TASK INSTRUCTIONS →
• a. In the passage on moving a toddler from a crib to a bed, what two questions does the writer say need to be answered?
• b. Pick up the passage on moving a toddler from a crib to a bed right after its last sentence and keep writing it.

PAGE TEXT →
::::::

When it comes to making the transition from a crib to a big-kid bed, there are two questions that need to be answered. The first is when, and the second is how. If you’re reading this blog, chances are that you came here looking for some advice about teaching your little one the skills they need to sleep through the night.

And if that’s the case, then the answer to the question of “when” is, quite simply, “not now.”

There are two reasons for this. The first is because there is absolutely no rush to get your toddler out of their crib and into a bed. I have seen plenty of 3-year olds sleeping happily in a crib and none of the clients I’ve worked with ever told me, “ I wish we’d transitioned him to a big kid bed earlier.”

There is a theory out there that suggests the longer a child is in a crib, the more attached they grow to it, and the tougher it is for them to make the transition when they finally do, but that theory is, for lack of a better word, wrong. The second reason is that if you’re about to start sleep training, there’s going to be a period of adjustment as your toddler learns to fall asleep independently, and that’s going to take a little getting used to. During this new adventure, it’s comforting for your little one to have a familiar place to sleep. Her bedroom, her sheets, her lovie, her crib, anything that can stay the same should stay the same until she’s mastered the skills to fall asleep on her own.

::::::

SUPPLIED MATERIAL →
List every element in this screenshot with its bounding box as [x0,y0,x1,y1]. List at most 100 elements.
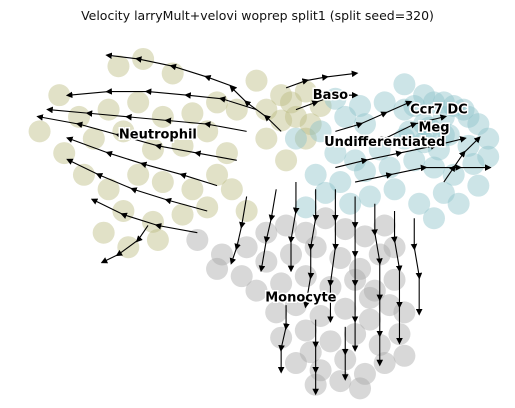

::::::

ANSWERS FOR THIS EXERCISE →
• a. When to make the transition, and how to make it.

• b.
I should add here, just in case you’re considering sleep training, that switching to a big kid bed is going to be a whole lot easier if your little one is already sleeping through the night. A toddler who is well rested and able to fall asleep independently is far less likely to leave their room at night, which is the single biggest issue that parents run into when they move their little ones out of the crib.

Alright, so let’s assume that either your little one is already falling asleep on their own and sleeping through the night, or that, for whatever reason, you’re in a hurry to get your toddler out of the crib and into a bed…

The easiest way to help your toddler make the switch from the crib to the bed is to be prepared for it.

Talk to your child about what’s happening. Explain to them that they’re going to be making the move into their new bed, put a date on the calendar, and let them know when the switch is going to happen. Since toddlers are notoriously black and white about things, they don’t need a lot of details but it will help them feel good about it if you can put a positive spin on it. You want to prepare your toddler for the switch, but at the same time, you don’t want to make a huge production out of it. Turning it into a monumental occasion puts a lot of pressure on your child and that can stress them out a bit.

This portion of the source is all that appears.